* [Dataset items]
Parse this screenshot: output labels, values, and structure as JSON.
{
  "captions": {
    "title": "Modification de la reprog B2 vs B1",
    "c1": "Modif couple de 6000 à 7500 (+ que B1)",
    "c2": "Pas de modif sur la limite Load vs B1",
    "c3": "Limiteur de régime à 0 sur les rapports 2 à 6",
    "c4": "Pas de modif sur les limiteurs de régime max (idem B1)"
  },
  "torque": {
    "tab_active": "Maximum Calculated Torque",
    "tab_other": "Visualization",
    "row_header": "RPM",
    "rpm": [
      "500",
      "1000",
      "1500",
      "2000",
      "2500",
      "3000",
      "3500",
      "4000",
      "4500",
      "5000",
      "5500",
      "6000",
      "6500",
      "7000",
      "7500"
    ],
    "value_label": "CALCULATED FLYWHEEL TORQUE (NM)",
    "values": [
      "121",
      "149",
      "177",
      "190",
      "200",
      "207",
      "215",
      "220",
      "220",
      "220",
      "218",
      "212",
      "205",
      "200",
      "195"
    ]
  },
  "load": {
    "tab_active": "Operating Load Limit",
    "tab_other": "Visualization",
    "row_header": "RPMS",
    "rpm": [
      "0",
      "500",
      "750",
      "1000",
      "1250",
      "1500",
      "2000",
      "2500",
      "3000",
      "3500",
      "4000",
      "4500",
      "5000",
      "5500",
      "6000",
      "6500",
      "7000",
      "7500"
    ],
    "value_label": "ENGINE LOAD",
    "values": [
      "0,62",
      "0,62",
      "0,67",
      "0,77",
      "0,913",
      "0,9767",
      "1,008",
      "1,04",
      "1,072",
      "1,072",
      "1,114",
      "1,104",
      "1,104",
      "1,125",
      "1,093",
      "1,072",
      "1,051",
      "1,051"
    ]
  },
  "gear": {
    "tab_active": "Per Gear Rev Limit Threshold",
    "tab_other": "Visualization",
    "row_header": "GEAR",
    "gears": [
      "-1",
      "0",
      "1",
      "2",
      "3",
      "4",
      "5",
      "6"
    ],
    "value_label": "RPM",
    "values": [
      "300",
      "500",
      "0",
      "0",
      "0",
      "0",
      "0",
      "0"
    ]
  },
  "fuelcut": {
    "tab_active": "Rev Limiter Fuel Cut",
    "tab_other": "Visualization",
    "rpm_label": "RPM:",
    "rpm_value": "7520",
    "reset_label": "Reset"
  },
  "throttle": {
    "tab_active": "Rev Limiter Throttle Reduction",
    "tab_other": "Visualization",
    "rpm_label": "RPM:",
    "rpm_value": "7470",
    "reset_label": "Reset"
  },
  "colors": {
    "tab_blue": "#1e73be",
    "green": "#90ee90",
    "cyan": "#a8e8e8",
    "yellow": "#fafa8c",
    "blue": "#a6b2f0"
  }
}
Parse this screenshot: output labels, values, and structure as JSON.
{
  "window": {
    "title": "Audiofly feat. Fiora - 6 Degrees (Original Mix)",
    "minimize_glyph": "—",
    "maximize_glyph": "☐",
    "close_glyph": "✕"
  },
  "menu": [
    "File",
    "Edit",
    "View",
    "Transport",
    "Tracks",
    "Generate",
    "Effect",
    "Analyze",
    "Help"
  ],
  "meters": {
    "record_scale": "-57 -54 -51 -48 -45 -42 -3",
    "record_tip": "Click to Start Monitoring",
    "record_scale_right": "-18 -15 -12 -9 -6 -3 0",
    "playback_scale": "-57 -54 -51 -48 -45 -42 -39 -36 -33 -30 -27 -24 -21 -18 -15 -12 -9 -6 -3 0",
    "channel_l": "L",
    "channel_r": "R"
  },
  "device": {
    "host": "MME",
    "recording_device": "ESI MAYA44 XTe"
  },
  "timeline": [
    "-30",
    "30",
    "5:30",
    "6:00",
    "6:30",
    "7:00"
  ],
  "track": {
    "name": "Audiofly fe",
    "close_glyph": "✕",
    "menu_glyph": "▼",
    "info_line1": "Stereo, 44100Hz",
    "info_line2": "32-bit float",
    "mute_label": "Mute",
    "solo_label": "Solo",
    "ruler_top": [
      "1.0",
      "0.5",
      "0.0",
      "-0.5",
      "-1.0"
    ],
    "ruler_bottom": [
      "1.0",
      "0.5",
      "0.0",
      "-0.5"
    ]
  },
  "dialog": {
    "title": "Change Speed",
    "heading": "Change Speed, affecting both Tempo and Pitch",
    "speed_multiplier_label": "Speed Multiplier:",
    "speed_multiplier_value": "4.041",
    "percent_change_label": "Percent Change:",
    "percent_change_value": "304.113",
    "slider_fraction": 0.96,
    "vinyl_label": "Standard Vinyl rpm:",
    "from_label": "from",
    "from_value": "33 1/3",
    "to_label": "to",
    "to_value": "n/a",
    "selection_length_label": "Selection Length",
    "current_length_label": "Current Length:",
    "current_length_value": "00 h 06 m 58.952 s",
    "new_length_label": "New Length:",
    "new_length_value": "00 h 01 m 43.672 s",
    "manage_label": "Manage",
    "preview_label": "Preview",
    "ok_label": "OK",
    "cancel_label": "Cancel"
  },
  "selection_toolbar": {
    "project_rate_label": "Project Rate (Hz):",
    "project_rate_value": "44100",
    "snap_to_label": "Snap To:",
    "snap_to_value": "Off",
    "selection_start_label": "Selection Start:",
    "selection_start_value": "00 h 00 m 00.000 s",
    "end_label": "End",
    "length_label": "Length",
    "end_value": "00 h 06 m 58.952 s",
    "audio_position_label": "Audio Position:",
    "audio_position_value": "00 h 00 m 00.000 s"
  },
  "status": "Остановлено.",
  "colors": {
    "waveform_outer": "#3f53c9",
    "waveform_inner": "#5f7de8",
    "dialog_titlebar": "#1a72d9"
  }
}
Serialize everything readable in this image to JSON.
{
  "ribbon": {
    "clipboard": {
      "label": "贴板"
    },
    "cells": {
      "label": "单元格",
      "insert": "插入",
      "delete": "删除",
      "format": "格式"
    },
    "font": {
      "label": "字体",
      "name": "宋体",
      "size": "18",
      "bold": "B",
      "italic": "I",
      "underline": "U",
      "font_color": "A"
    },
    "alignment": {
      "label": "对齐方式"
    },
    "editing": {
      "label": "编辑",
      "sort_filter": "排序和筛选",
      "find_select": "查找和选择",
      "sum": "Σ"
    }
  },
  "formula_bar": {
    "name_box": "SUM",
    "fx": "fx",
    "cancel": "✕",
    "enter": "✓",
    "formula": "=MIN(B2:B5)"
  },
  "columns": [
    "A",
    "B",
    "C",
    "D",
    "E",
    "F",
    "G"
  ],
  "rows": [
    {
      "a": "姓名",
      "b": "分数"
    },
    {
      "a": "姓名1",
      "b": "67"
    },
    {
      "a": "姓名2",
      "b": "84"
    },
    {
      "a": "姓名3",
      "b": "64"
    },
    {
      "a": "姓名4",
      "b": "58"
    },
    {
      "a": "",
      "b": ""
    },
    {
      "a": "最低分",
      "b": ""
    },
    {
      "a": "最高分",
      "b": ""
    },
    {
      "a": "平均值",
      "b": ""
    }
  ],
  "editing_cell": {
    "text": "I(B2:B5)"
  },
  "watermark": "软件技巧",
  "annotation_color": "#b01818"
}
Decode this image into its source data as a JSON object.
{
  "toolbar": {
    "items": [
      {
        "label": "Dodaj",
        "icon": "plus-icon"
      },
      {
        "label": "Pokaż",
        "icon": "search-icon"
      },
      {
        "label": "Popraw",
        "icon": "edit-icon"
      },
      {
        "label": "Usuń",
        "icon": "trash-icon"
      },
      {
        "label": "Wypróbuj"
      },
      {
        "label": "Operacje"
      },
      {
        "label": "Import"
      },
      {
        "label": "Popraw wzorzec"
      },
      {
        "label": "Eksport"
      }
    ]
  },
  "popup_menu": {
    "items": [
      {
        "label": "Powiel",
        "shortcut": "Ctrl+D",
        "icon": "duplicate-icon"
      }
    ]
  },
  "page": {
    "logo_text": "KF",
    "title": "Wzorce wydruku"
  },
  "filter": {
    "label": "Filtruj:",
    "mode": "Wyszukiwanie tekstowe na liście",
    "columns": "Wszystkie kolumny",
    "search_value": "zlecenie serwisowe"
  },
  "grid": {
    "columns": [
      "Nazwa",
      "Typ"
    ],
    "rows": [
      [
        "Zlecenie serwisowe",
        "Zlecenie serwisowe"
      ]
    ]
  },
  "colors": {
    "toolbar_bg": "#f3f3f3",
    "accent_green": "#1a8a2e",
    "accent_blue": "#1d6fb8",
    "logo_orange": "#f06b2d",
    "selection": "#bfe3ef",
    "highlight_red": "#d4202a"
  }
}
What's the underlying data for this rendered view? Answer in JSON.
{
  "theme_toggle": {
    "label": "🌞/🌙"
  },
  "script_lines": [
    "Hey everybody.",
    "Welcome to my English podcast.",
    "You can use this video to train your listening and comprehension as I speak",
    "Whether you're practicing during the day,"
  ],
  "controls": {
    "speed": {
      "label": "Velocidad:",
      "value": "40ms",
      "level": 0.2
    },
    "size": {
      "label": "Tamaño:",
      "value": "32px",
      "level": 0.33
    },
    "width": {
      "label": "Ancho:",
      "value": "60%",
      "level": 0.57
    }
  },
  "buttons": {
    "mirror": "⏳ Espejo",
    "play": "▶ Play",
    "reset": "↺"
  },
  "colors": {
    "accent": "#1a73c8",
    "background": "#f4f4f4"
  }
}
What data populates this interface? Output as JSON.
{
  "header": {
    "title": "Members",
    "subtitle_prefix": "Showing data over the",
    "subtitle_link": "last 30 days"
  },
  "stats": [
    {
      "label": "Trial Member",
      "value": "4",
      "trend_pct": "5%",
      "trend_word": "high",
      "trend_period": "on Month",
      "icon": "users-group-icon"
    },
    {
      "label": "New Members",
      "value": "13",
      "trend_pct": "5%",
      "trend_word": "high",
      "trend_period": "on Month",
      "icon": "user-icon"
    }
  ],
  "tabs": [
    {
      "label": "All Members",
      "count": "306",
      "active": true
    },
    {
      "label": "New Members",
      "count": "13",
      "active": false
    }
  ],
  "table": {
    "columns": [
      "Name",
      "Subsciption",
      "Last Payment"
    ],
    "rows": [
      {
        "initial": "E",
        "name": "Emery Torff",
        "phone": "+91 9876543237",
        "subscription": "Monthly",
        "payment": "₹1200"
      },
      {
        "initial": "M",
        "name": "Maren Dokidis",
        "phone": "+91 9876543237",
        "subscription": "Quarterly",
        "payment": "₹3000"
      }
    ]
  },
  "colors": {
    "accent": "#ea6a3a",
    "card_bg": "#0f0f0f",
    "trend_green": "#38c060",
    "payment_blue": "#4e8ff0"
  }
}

* [Written instruction]
Count the lines in the entries that hold the word "Audiofly", and give nothing but the total.

* [Correct answer]
2